• [WHAT YOU SHOULD DO]
Reproduce all the lines exactly as they stand, apart from the pictures.

Dataset items
::::::::

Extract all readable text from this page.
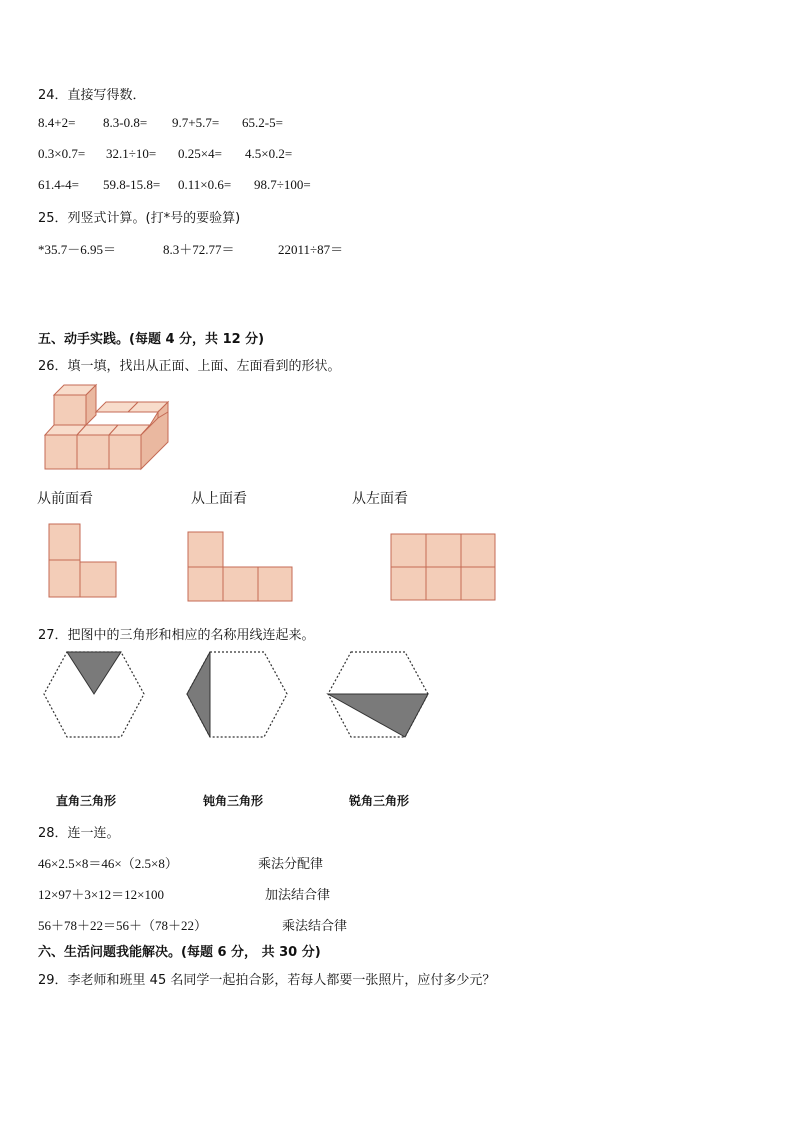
24．直接写得数．
8.4+2= 8.3-0.8= 9.7+5.7= 65.2-5=
0.3×0.7= 32.1÷10= 0.25×4= 4.5×0.2=
61.4-4= 59.8-15.8= 0.11×0.6= 98.7÷100=
25．列竖式计算。(打*号的要验算)
*35.7－6.95＝	8.3＋72.77＝	22011÷87＝
五、动手实践。(每题 4 分，共 12 分)
26．填一填，找出从正面、上面、左面看到的形状。
从前面看	从上面看	从左面看
27．把图中的三角形和相应的名称用线连起来。
直角三角形	钝角三角形	锐角三角形
28．连一连。
46×2.5×8＝46×（2.5×8）
12×97＋3×12＝12×100
56＋78＋22＝56＋（78＋22）
乘法分配律
加法结合律
乘法结合律
六、生活问题我能解决。(每题 6 分， 共 30 分)
29．李老师和班里 45 名同学一起拍合影，若每人都要一张照片，应付多少元？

::::::::

• [ANSWER FOR THIS EXERCISE]
Extract all readable text from this page.
24．直接写得数．
8.4+2= 8.3-0.8= 9.7+5.7= 65.2-5=
0.3×0.7= 32.1÷10= 0.25×4= 4.5×0.2=
61.4-4= 59.8-15.8= 0.11×0.6= 98.7÷100=
25．列竖式计算。(打*号的要验算)
*35.7－6.95＝	8.3＋72.77＝	22011÷87＝
五、动手实践。(每题 4 分，共 12 分)
26．填一填，找出从正面、上面、左面看到的形状。
从前面看	从上面看	从左面看
27．把图中的三角形和相应的名称用线连起来。
直角三角形	钝角三角形	锐角三角形
28．连一连。
46×2.5×8＝46×（2.5×8）
12×97＋3×12＝12×100
56＋78＋22＝56＋（78＋22）
乘法分配律
加法结合律
乘法结合律
六、生活问题我能解决。(每题 6 分， 共 30 分)
29．李老师和班里 45 名同学一起拍合影，若每人都要一张照片，应付多少元？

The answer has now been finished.